**Required work**:
Exactly the lines from the one containing "Convert this document image to plain text." through the final line of the listing are to be retyped, and nothing more.

**A block of data**:

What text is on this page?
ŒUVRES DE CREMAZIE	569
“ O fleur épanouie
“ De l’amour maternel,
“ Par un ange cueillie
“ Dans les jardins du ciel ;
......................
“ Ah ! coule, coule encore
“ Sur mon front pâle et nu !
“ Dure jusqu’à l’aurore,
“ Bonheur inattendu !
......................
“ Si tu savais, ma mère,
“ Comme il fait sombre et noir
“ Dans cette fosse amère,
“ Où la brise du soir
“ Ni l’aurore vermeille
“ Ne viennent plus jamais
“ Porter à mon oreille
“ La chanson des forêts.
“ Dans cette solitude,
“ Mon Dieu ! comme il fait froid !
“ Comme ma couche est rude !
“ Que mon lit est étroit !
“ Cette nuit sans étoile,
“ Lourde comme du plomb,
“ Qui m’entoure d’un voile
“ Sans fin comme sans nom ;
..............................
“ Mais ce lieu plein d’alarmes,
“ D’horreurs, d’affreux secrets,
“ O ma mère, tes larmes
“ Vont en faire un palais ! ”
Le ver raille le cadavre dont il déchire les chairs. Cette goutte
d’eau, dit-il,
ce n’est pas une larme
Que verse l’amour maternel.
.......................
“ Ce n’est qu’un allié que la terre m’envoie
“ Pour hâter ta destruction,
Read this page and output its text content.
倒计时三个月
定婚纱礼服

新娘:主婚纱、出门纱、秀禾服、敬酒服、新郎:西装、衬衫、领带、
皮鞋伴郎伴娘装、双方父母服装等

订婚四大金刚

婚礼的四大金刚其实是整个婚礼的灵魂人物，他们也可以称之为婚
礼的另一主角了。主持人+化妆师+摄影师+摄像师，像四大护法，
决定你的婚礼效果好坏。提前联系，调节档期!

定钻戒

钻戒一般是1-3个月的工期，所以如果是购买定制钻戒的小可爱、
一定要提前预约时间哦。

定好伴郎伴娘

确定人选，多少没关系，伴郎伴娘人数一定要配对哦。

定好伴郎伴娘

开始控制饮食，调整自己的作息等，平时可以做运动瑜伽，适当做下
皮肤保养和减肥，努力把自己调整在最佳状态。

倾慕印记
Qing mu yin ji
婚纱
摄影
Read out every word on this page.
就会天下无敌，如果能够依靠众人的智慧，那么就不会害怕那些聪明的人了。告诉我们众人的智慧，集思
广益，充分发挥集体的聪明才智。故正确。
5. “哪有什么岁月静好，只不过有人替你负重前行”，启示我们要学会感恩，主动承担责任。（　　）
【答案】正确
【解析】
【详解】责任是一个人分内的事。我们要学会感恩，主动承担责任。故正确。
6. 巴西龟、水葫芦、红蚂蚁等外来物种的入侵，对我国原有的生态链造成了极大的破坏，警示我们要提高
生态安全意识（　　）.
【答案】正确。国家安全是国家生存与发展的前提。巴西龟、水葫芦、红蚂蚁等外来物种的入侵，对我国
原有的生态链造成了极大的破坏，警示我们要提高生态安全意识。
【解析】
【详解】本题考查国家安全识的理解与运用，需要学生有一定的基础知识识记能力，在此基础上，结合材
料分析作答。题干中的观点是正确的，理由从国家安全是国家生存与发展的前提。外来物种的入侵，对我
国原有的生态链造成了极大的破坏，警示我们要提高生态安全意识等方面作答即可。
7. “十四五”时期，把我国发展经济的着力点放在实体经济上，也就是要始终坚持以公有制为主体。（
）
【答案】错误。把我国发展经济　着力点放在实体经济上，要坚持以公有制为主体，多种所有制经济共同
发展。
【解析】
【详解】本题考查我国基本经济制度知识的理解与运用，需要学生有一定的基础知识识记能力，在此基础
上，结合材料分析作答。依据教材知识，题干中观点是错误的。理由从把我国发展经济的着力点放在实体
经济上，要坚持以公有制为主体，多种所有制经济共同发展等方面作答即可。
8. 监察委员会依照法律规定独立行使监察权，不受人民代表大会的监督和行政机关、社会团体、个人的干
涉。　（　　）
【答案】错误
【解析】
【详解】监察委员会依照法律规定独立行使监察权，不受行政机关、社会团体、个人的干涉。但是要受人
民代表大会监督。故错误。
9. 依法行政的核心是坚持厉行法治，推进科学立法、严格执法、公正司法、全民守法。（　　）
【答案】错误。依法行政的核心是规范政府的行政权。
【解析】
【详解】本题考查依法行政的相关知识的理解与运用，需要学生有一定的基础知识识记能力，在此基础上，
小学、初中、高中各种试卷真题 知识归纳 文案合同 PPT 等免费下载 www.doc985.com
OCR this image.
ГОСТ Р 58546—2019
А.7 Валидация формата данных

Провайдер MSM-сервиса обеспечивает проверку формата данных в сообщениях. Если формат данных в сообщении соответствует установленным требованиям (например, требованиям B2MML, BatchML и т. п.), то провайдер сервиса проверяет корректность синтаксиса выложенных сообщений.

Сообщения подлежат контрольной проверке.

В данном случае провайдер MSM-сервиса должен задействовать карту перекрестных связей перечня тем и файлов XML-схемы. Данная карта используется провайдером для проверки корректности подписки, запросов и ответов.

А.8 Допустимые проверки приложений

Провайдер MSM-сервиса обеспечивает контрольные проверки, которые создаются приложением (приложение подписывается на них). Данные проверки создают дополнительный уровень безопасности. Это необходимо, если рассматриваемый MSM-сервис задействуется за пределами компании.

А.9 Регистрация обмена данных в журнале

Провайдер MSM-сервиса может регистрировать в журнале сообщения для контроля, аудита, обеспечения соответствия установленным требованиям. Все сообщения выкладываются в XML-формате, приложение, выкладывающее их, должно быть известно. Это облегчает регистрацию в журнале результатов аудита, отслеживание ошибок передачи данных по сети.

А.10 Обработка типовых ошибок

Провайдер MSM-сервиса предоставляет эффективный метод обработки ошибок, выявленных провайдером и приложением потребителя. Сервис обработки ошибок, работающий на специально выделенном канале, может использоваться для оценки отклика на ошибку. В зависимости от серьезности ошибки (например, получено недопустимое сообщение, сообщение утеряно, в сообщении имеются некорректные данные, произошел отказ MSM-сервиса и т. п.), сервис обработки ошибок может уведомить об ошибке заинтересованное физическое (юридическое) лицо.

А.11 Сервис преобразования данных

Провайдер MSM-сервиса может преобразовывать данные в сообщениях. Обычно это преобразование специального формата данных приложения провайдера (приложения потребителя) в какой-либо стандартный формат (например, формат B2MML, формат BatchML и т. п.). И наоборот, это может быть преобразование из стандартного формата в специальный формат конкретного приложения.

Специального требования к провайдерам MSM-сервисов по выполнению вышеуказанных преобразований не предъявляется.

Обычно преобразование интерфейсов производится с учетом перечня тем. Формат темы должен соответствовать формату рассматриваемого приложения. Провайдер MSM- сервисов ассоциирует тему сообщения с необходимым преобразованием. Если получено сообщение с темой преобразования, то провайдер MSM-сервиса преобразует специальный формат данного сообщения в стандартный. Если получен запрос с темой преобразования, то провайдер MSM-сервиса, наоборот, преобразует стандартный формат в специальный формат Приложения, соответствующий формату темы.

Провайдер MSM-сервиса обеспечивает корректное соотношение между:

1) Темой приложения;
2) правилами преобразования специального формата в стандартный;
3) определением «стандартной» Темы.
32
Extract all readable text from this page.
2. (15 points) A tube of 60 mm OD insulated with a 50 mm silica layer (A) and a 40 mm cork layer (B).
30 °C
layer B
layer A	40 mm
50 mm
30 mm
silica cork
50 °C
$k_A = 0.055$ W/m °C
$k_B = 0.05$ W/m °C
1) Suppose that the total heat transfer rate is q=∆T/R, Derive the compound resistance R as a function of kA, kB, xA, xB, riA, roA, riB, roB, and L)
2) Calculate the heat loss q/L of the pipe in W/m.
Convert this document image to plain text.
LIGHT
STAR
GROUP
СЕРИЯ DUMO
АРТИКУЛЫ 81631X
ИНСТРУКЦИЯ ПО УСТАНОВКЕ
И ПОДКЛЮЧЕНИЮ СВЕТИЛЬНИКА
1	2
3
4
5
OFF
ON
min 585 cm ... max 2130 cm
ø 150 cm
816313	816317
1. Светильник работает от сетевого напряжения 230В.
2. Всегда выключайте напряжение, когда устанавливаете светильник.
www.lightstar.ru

**Task response**:
Convert this document image to plain text.
LIGHT
STAR
GROUP
СЕРИЯ DUMO
АРТИКУЛЫ 81631X
ИНСТРУКЦИЯ ПО УСТАНОВКЕ
И ПОДКЛЮЧЕНИЮ СВЕТИЛЬНИКА
1	2
3
4
5
OFF
ON
min 585 cm ... max 2130 cm
ø 150 cm
816313	816317
1. Светильник работает от сетевого напряжения 230В.
2. Всегда выключайте напряжение, когда устанавливаете светильник.
www.lightstar.ru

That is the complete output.